Excerpts from a figure dataset:
+-------+
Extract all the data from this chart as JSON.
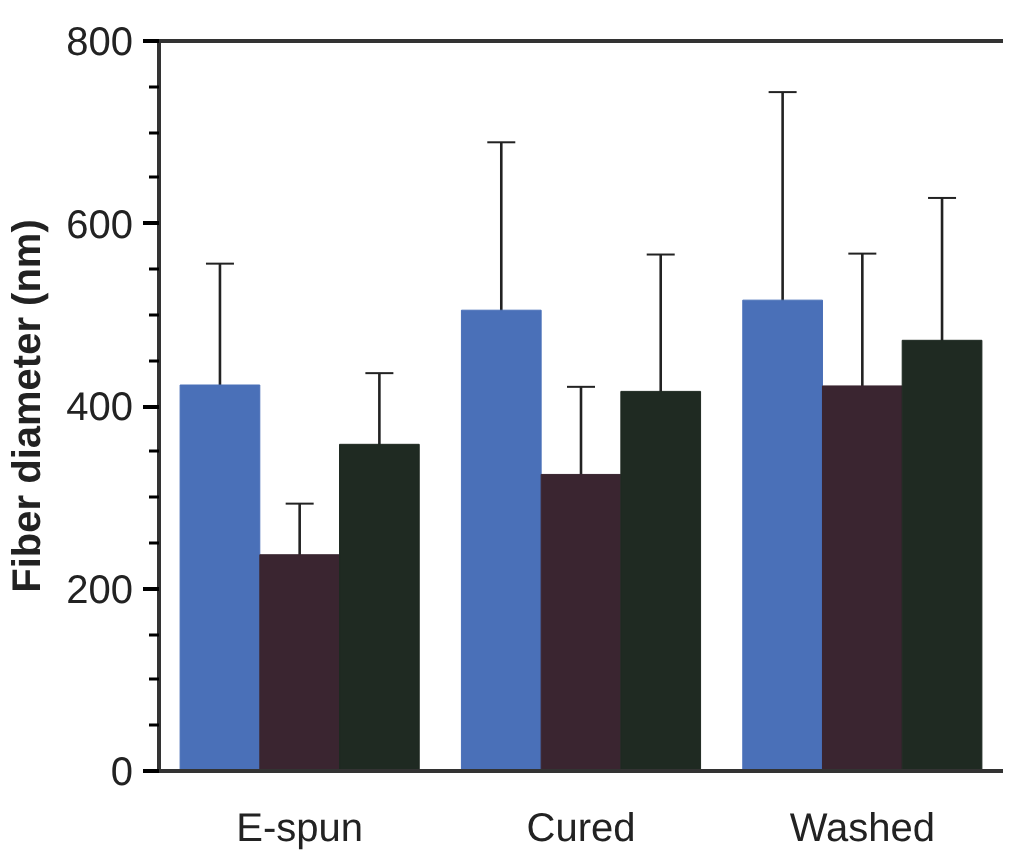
{
  "chart_data": {
    "type": "bar",
    "ylabel": "Fiber diameter (nm)",
    "categories": [
      "E-spun",
      "Cured",
      "Washed"
    ],
    "ylim": [
      0,
      800
    ],
    "yticks": [
      0,
      200,
      400,
      600,
      800
    ],
    "grid": false,
    "series": [
      {
        "color": "#4a70b8",
        "values": [
          423,
          505,
          516
        ],
        "errors": [
          133,
          184,
          228
        ]
      },
      {
        "color": "#3a2530",
        "values": [
          237,
          325,
          422
        ],
        "errors": [
          56,
          96,
          145
        ]
      },
      {
        "color": "#1f2a22",
        "values": [
          358,
          416,
          472
        ],
        "errors": [
          78,
          150,
          156
        ]
      }
    ]
  }
}
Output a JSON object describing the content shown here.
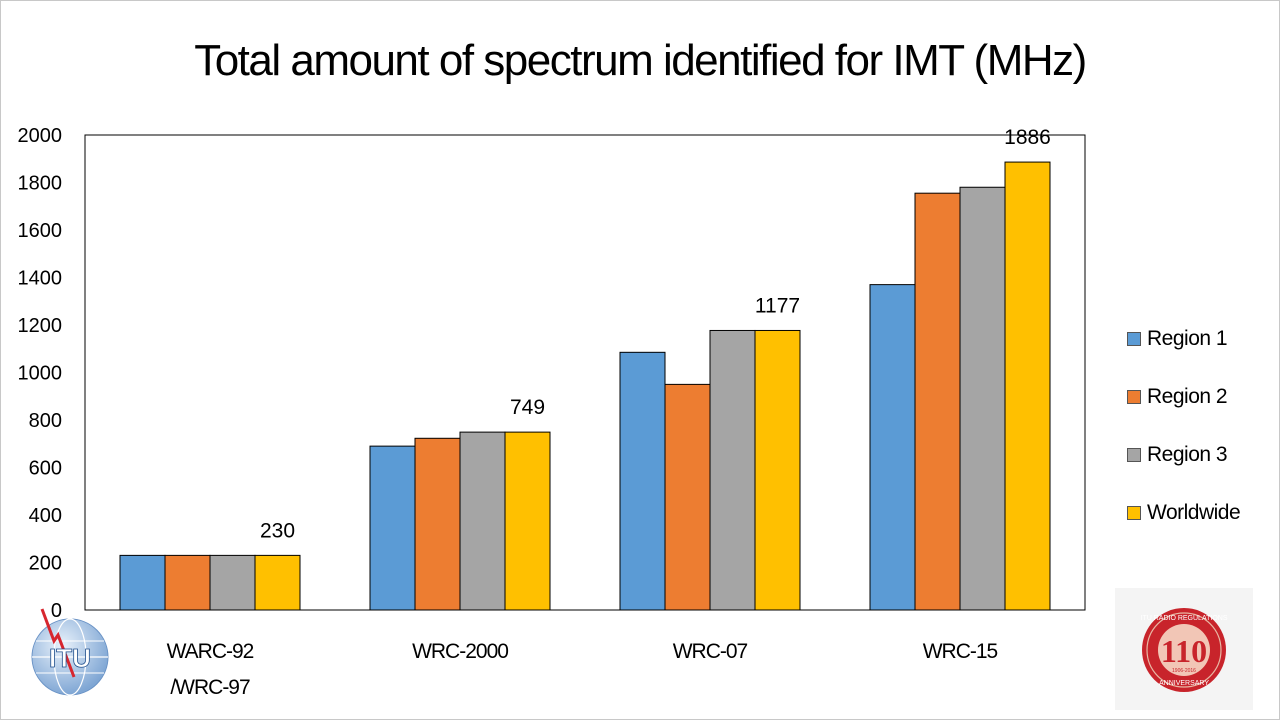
{
  "chart_data": {
    "type": "bar",
    "title": "Total amount of spectrum identified for IMT (MHz)",
    "categories": [
      [
        "WARC-92",
        "/WRC-97"
      ],
      [
        "WRC-2000"
      ],
      [
        "WRC-07"
      ],
      [
        "WRC-15"
      ]
    ],
    "series": [
      {
        "name": "Region 1",
        "color": "#5b9bd5",
        "values": [
          230,
          690,
          1085,
          1370
        ]
      },
      {
        "name": "Region 2",
        "color": "#ed7d31",
        "values": [
          230,
          723,
          950,
          1755
        ]
      },
      {
        "name": "Region 3",
        "color": "#a5a5a5",
        "values": [
          230,
          749,
          1177,
          1780
        ]
      },
      {
        "name": "Worldwide",
        "color": "#ffc000",
        "values": [
          230,
          749,
          1177,
          1886
        ]
      }
    ],
    "data_labels": [
      {
        "category_index": 0,
        "series_index": 3,
        "text": "230"
      },
      {
        "category_index": 1,
        "series_index": 3,
        "text": "749"
      },
      {
        "category_index": 2,
        "series_index": 3,
        "text": "1177"
      },
      {
        "category_index": 3,
        "series_index": 3,
        "text": "1886"
      }
    ],
    "ylim": [
      0,
      2000
    ],
    "yticks": [
      0,
      200,
      400,
      600,
      800,
      1000,
      1200,
      1400,
      1600,
      1800,
      2000
    ],
    "xlabel": "",
    "ylabel": "",
    "grid": false,
    "legend_position": "right"
  },
  "logos": {
    "left": "ITU",
    "right_number": "110",
    "right_ring_text": "ITU RADIO REGULATIONS",
    "right_bottom_text": "ANNIVERSARY",
    "right_years": "1906-2016"
  }
}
+-------+
What you have to do: Quote every record above exactly, leaving out the pictures.

Result:
Extract all the data from this chart as JSON.
{
  "chart_data": {
    "type": "bar",
    "ylabel": "Fiber diameter (nm)",
    "categories": [
      "E-spun",
      "Cured",
      "Washed"
    ],
    "ylim": [
      0,
      800
    ],
    "yticks": [
      0,
      200,
      400,
      600,
      800
    ],
    "grid": false,
    "series": [
      {
        "color": "#4a70b8",
        "values": [
          423,
          505,
          516
        ],
        "errors": [
          133,
          184,
          228
        ]
      },
      {
        "color": "#3a2530",
        "values": [
          237,
          325,
          422
        ],
        "errors": [
          56,
          96,
          145
        ]
      },
      {
        "color": "#1f2a22",
        "values": [
          358,
          416,
          472
        ],
        "errors": [
          78,
          150,
          156
        ]
      }
    ]
  }
}
Output a JSON object describing the content shown here.
{
  "chart_data": {
    "type": "bar",
    "title": "Total amount of spectrum identified for IMT (MHz)",
    "categories": [
      [
        "WARC-92",
        "/WRC-97"
      ],
      [
        "WRC-2000"
      ],
      [
        "WRC-07"
      ],
      [
        "WRC-15"
      ]
    ],
    "series": [
      {
        "name": "Region 1",
        "color": "#5b9bd5",
        "values": [
          230,
          690,
          1085,
          1370
        ]
      },
      {
        "name": "Region 2",
        "color": "#ed7d31",
        "values": [
          230,
          723,
          950,
          1755
        ]
      },
      {
        "name": "Region 3",
        "color": "#a5a5a5",
        "values": [
          230,
          749,
          1177,
          1780
        ]
      },
      {
        "name": "Worldwide",
        "color": "#ffc000",
        "values": [
          230,
          749,
          1177,
          1886
        ]
      }
    ],
    "data_labels": [
      {
        "category_index": 0,
        "series_index": 3,
        "text": "230"
      },
      {
        "category_index": 1,
        "series_index": 3,
        "text": "749"
      },
      {
        "category_index": 2,
        "series_index": 3,
        "text": "1177"
      },
      {
        "category_index": 3,
        "series_index": 3,
        "text": "1886"
      }
    ],
    "ylim": [
      0,
      2000
    ],
    "yticks": [
      0,
      200,
      400,
      600,
      800,
      1000,
      1200,
      1400,
      1600,
      1800,
      2000
    ],
    "xlabel": "",
    "ylabel": "",
    "grid": false,
    "legend_position": "right"
  },
  "logos": {
    "left": "ITU",
    "right_number": "110",
    "right_ring_text": "ITU RADIO REGULATIONS",
    "right_bottom_text": "ANNIVERSARY",
    "right_years": "1906-2016"
  }
}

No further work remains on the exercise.